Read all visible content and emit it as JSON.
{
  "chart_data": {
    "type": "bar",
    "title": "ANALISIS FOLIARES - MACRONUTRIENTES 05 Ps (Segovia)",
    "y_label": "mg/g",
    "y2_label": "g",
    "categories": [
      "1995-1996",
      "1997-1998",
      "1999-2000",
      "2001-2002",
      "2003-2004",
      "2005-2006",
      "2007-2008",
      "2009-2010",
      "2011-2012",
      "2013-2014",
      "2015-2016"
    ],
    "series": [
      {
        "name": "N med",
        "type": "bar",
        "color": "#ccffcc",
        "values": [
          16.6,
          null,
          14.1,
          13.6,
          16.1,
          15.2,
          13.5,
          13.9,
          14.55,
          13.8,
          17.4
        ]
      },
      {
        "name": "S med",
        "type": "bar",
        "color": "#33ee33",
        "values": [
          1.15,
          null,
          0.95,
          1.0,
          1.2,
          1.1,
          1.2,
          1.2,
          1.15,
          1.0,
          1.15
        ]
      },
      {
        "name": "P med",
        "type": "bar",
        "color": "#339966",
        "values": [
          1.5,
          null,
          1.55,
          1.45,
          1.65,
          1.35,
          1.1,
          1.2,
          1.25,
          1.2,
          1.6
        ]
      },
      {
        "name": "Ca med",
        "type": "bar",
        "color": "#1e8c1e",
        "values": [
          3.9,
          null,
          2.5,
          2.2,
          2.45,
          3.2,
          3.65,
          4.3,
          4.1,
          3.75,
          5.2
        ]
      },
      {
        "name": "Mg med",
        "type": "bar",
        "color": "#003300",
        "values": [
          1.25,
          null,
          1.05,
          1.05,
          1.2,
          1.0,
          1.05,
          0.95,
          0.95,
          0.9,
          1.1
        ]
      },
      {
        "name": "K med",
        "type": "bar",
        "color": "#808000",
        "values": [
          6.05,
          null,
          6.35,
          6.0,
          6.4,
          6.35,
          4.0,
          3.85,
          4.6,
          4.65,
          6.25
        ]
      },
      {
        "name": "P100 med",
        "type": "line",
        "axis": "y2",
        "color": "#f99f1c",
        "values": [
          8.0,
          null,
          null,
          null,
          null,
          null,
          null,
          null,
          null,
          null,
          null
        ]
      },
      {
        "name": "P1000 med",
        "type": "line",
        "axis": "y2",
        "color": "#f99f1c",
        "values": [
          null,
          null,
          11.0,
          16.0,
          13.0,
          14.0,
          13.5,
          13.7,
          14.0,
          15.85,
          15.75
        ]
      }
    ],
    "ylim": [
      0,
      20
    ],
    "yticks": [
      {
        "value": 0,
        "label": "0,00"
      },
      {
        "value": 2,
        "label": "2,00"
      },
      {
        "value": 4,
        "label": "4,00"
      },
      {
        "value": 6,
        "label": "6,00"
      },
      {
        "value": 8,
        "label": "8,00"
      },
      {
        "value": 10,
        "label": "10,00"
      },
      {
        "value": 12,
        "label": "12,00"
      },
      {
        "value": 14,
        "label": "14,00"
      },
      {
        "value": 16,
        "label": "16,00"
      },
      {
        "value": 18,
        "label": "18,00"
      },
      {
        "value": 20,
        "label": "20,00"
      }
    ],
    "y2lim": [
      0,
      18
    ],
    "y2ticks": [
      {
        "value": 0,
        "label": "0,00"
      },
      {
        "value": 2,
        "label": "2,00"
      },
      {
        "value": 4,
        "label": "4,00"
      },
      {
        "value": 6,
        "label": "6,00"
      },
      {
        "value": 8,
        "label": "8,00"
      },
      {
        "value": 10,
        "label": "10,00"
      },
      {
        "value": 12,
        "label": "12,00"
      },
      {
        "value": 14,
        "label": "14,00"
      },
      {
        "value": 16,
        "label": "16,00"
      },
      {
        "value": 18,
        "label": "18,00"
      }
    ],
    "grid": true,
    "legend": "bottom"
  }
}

══════════

● OBJECTIVE
Print every line of the records exactly. Omit nothing.

● ANSWER TO THE EXERCISE
Read all visible content and emit it as JSON.
{
  "chart_data": {
    "type": "bar",
    "title": "ANALISIS FOLIARES - MACRONUTRIENTES 05 Ps (Segovia)",
    "y_label": "mg/g",
    "y2_label": "g",
    "categories": [
      "1995-1996",
      "1997-1998",
      "1999-2000",
      "2001-2002",
      "2003-2004",
      "2005-2006",
      "2007-2008",
      "2009-2010",
      "2011-2012",
      "2013-2014",
      "2015-2016"
    ],
    "series": [
      {
        "name": "N med",
        "type": "bar",
        "color": "#ccffcc",
        "values": [
          16.6,
          null,
          14.1,
          13.6,
          16.1,
          15.2,
          13.5,
          13.9,
          14.55,
          13.8,
          17.4
        ]
      },
      {
        "name": "S med",
        "type": "bar",
        "color": "#33ee33",
        "values": [
          1.15,
          null,
          0.95,
          1.0,
          1.2,
          1.1,
          1.2,
          1.2,
          1.15,
          1.0,
          1.15
        ]
      },
      {
        "name": "P med",
        "type": "bar",
        "color": "#339966",
        "values": [
          1.5,
          null,
          1.55,
          1.45,
          1.65,
          1.35,
          1.1,
          1.2,
          1.25,
          1.2,
          1.6
        ]
      },
      {
        "name": "Ca med",
        "type": "bar",
        "color": "#1e8c1e",
        "values": [
          3.9,
          null,
          2.5,
          2.2,
          2.45,
          3.2,
          3.65,
          4.3,
          4.1,
          3.75,
          5.2
        ]
      },
      {
        "name": "Mg med",
        "type": "bar",
        "color": "#003300",
        "values": [
          1.25,
          null,
          1.05,
          1.05,
          1.2,
          1.0,
          1.05,
          0.95,
          0.95,
          0.9,
          1.1
        ]
      },
      {
        "name": "K med",
        "type": "bar",
        "color": "#808000",
        "values": [
          6.05,
          null,
          6.35,
          6.0,
          6.4,
          6.35,
          4.0,
          3.85,
          4.6,
          4.65,
          6.25
        ]
      },
      {
        "name": "P100 med",
        "type": "line",
        "axis": "y2",
        "color": "#f99f1c",
        "values": [
          8.0,
          null,
          null,
          null,
          null,
          null,
          null,
          null,
          null,
          null,
          null
        ]
      },
      {
        "name": "P1000 med",
        "type": "line",
        "axis": "y2",
        "color": "#f99f1c",
        "values": [
          null,
          null,
          11.0,
          16.0,
          13.0,
          14.0,
          13.5,
          13.7,
          14.0,
          15.85,
          15.75
        ]
      }
    ],
    "ylim": [
      0,
      20
    ],
    "yticks": [
      {
        "value": 0,
        "label": "0,00"
      },
      {
        "value": 2,
        "label": "2,00"
      },
      {
        "value": 4,
        "label": "4,00"
      },
      {
        "value": 6,
        "label": "6,00"
      },
      {
        "value": 8,
        "label": "8,00"
      },
      {
        "value": 10,
        "label": "10,00"
      },
      {
        "value": 12,
        "label": "12,00"
      },
      {
        "value": 14,
        "label": "14,00"
      },
      {
        "value": 16,
        "label": "16,00"
      },
      {
        "value": 18,
        "label": "18,00"
      },
      {
        "value": 20,
        "label": "20,00"
      }
    ],
    "y2lim": [
      0,
      18
    ],
    "y2ticks": [
      {
        "value": 0,
        "label": "0,00"
      },
      {
        "value": 2,
        "label": "2,00"
      },
      {
        "value": 4,
        "label": "4,00"
      },
      {
        "value": 6,
        "label": "6,00"
      },
      {
        "value": 8,
        "label": "8,00"
      },
      {
        "value": 10,
        "label": "10,00"
      },
      {
        "value": 12,
        "label": "12,00"
      },
      {
        "value": 14,
        "label": "14,00"
      },
      {
        "value": 16,
        "label": "16,00"
      },
      {
        "value": 18,
        "label": "18,00"
      }
    ],
    "grid": true,
    "legend": "bottom"
  }
}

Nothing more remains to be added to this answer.